Instruction => Reproduce every entry below precisely. Pictures are excluded from the copy.

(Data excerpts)
=====
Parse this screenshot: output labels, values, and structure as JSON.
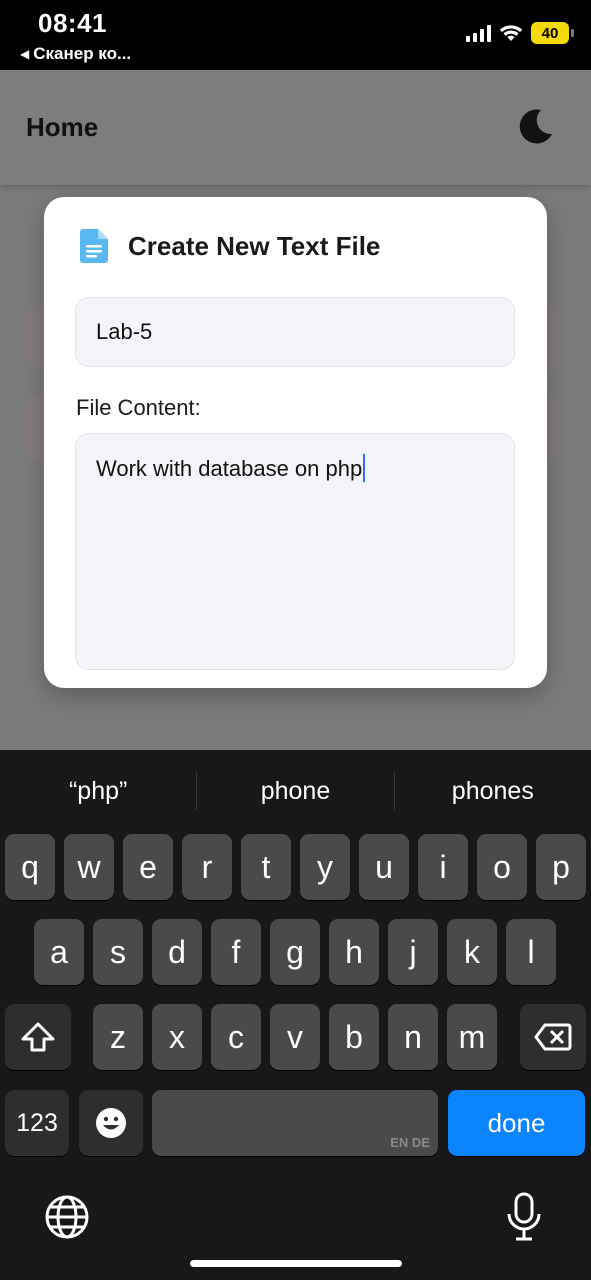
{
  "status_bar": {
    "time": "08:41",
    "back_app": "Сканер ко...",
    "battery": "40"
  },
  "app": {
    "title": "Home",
    "theme_icon": "moon-icon"
  },
  "modal": {
    "icon": "file-text-icon",
    "title": "Create New Text File",
    "file_name_value": "Lab-5",
    "content_label": "File Content:",
    "content_value": "Work with database on php"
  },
  "keyboard": {
    "suggestions": [
      "“php”",
      "phone",
      "phones"
    ],
    "row1": [
      "q",
      "w",
      "e",
      "r",
      "t",
      "y",
      "u",
      "i",
      "o",
      "p"
    ],
    "row2": [
      "a",
      "s",
      "d",
      "f",
      "g",
      "h",
      "j",
      "k",
      "l"
    ],
    "row3": [
      "z",
      "x",
      "c",
      "v",
      "b",
      "n",
      "m"
    ],
    "numbers_key": "123",
    "space_lang_hint": "EN DE",
    "done_key": "done",
    "accent_color": "#0a84ff"
  }
}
=====
Problem solution =>
Parse this screenshot: output labels, values, and structure as JSON.
{
  "status_bar": {
    "time": "08:41",
    "back_app": "Сканер ко...",
    "battery": "40"
  },
  "app": {
    "title": "Home",
    "theme_icon": "moon-icon"
  },
  "modal": {
    "icon": "file-text-icon",
    "title": "Create New Text File",
    "file_name_value": "Lab-5",
    "content_label": "File Content:",
    "content_value": "Work with database on php"
  },
  "keyboard": {
    "suggestions": [
      "“php”",
      "phone",
      "phones"
    ],
    "row1": [
      "q",
      "w",
      "e",
      "r",
      "t",
      "y",
      "u",
      "i",
      "o",
      "p"
    ],
    "row2": [
      "a",
      "s",
      "d",
      "f",
      "g",
      "h",
      "j",
      "k",
      "l"
    ],
    "row3": [
      "z",
      "x",
      "c",
      "v",
      "b",
      "n",
      "m"
    ],
    "numbers_key": "123",
    "space_lang_hint": "EN DE",
    "done_key": "done",
    "accent_color": "#0a84ff"
  }
}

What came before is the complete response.